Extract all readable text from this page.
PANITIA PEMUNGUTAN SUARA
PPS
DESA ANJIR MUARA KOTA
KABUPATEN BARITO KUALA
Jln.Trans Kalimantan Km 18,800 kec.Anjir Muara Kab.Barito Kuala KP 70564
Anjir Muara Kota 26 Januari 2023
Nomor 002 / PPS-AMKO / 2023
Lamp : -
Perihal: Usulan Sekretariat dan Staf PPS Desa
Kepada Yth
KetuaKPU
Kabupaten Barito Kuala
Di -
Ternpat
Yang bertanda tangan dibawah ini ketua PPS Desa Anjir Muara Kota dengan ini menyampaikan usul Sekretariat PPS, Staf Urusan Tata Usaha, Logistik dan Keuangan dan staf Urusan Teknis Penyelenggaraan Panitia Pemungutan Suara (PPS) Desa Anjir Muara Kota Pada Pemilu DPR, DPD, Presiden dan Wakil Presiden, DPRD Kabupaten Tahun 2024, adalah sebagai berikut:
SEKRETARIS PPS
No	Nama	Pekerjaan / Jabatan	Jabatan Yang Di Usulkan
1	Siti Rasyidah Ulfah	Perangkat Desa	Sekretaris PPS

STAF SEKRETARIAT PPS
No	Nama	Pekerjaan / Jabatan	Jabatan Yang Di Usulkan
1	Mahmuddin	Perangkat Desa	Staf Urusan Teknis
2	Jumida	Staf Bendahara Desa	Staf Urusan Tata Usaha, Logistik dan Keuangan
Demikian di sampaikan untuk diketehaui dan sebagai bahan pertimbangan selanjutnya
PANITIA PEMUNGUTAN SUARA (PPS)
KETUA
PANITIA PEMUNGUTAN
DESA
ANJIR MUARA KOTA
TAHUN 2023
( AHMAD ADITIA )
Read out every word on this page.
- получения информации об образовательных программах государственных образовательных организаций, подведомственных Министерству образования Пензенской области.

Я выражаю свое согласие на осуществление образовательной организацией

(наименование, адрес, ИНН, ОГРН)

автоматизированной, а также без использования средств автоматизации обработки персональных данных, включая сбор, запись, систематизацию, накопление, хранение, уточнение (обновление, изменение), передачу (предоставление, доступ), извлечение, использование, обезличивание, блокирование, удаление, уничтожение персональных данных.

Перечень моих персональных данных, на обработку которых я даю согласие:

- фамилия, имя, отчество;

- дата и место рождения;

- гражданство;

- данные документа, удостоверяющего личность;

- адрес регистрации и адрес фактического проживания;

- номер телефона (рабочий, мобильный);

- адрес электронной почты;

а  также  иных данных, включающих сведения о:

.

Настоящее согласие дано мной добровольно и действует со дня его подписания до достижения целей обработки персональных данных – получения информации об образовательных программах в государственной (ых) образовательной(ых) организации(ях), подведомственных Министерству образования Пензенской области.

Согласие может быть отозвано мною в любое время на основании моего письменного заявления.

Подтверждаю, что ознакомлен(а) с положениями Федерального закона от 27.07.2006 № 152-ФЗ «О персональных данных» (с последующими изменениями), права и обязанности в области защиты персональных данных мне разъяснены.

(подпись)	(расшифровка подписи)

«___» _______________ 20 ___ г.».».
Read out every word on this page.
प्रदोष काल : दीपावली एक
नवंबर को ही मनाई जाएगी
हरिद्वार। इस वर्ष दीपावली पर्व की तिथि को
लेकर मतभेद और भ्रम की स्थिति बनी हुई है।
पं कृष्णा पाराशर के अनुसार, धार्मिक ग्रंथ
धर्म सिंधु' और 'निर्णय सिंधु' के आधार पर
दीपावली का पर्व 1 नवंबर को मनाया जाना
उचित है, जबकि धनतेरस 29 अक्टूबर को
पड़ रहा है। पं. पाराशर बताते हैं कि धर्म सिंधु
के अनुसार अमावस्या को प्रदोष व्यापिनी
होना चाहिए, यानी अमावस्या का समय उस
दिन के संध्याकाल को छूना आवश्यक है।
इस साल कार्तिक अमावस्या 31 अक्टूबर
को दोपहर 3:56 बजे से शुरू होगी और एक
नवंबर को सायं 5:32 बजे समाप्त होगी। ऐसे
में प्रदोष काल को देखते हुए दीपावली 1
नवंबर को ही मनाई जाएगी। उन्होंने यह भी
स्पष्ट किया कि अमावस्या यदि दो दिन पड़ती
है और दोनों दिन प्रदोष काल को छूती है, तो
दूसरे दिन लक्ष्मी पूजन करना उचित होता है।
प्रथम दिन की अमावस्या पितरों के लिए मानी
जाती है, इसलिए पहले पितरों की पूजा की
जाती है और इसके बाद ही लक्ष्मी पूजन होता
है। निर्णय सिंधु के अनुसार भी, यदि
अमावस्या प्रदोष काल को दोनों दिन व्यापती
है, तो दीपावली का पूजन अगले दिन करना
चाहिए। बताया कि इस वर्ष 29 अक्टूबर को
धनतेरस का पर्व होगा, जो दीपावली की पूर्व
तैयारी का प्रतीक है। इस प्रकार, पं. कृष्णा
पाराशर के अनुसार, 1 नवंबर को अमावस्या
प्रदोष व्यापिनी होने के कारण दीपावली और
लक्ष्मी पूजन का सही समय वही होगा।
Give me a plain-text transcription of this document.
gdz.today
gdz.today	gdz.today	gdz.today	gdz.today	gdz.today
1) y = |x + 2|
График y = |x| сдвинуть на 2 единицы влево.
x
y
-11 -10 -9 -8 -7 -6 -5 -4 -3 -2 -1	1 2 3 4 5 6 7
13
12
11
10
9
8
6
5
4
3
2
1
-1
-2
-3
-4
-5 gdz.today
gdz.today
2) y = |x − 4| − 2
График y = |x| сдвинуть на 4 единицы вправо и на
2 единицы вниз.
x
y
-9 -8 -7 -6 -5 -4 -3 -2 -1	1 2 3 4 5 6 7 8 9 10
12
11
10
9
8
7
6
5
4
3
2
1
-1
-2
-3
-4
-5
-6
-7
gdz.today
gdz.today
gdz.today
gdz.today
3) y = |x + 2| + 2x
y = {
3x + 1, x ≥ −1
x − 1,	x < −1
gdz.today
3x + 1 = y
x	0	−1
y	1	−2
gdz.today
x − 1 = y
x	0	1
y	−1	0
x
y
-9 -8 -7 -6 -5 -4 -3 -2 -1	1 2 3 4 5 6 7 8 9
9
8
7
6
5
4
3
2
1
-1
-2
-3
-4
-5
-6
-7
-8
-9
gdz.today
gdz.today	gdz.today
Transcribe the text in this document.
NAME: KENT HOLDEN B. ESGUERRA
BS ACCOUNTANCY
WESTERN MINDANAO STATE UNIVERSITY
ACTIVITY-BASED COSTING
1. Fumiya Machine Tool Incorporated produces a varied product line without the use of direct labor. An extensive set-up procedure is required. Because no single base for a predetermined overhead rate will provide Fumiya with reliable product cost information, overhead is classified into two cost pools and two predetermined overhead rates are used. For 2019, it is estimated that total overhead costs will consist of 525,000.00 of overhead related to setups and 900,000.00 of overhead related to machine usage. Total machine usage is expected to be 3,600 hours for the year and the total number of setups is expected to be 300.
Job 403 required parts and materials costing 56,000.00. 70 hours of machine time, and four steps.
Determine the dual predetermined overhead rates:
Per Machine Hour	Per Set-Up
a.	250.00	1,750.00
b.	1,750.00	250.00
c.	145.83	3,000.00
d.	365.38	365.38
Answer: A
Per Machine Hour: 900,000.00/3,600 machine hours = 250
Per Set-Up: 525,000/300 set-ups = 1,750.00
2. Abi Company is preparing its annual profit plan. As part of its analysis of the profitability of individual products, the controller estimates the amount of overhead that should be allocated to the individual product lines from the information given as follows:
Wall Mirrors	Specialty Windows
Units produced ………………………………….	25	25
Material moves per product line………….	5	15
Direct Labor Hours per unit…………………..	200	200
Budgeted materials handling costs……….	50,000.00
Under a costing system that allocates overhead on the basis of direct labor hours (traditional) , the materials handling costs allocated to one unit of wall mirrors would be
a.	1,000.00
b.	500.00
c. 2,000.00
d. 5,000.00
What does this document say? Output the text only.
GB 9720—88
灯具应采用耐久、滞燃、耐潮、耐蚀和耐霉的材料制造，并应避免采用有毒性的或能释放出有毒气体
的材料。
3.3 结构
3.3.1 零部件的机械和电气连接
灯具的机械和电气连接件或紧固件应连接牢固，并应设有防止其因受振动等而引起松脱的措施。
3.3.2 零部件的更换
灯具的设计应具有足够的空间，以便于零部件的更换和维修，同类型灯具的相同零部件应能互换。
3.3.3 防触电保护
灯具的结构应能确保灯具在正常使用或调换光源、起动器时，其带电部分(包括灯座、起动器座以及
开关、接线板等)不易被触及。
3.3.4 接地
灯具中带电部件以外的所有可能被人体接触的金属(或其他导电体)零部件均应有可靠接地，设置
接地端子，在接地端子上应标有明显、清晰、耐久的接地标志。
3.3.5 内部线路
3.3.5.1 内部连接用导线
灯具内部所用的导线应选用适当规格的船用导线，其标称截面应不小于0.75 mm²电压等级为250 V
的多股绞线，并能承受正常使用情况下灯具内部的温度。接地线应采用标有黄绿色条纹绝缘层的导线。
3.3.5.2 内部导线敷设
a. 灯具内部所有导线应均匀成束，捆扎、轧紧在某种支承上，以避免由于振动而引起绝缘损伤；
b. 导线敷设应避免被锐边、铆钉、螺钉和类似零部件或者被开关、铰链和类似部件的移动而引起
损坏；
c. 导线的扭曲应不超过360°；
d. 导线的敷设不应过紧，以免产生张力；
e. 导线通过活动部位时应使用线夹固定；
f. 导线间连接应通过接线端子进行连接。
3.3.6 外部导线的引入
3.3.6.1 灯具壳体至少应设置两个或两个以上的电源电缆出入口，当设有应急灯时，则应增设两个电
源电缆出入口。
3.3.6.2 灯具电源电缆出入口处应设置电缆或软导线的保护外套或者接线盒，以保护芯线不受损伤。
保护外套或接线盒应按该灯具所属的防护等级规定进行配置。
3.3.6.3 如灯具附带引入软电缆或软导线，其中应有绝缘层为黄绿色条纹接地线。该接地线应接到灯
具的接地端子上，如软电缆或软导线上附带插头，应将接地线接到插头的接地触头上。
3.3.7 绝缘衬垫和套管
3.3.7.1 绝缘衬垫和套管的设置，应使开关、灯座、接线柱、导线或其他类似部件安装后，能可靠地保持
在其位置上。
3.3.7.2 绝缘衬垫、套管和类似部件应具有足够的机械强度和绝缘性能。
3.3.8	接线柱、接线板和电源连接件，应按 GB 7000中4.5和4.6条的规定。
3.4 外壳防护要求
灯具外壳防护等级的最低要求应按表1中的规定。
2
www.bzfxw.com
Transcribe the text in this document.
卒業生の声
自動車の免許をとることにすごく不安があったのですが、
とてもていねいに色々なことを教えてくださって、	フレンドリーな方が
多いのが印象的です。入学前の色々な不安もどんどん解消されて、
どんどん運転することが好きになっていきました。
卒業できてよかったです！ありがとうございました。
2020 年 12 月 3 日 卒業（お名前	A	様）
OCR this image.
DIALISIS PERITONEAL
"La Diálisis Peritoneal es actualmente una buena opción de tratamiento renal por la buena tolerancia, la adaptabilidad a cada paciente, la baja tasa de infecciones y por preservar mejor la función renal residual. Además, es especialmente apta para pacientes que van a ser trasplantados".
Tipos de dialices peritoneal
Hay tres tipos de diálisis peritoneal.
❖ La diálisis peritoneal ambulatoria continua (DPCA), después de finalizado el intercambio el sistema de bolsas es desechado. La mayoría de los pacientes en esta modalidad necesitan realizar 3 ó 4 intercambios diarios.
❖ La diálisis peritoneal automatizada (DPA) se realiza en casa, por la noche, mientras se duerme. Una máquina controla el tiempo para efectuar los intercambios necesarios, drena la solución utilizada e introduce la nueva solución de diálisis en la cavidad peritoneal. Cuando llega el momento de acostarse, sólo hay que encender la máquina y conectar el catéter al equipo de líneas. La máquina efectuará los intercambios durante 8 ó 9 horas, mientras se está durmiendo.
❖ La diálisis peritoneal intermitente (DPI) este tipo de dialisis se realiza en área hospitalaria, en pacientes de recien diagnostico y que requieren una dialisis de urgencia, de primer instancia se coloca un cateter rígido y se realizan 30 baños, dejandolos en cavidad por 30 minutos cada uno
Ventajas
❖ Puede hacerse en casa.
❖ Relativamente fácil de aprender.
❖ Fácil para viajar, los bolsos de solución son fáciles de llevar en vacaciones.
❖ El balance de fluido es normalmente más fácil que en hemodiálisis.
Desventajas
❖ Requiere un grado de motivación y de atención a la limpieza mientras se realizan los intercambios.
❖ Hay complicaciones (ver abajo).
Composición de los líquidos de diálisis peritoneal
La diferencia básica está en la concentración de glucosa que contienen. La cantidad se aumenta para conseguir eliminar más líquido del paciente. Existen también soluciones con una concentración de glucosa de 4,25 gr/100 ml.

What is needed: Identify the lines above that contain the word "Tata", then copy them.

Expected answer:
Yang bertanda tangan dibawah ini ketua PPS Desa Anjir Muara Kota dengan ini menyampaikan usul Sekretariat PPS, Staf Urusan Tata Usaha, Logistik dan Keuangan dan staf Urusan Teknis Penyelenggaraan Panitia Pemungutan Suara (PPS) Desa Anjir Muara Kota Pada Pemilu DPR, DPD, Presiden dan Wakil Presiden, DPRD Kabupaten Tahun 2024, adalah sebagai berikut:
2	Jumida	Staf Bendahara Desa	Staf Urusan Tata Usaha, Logistik dan Keuangan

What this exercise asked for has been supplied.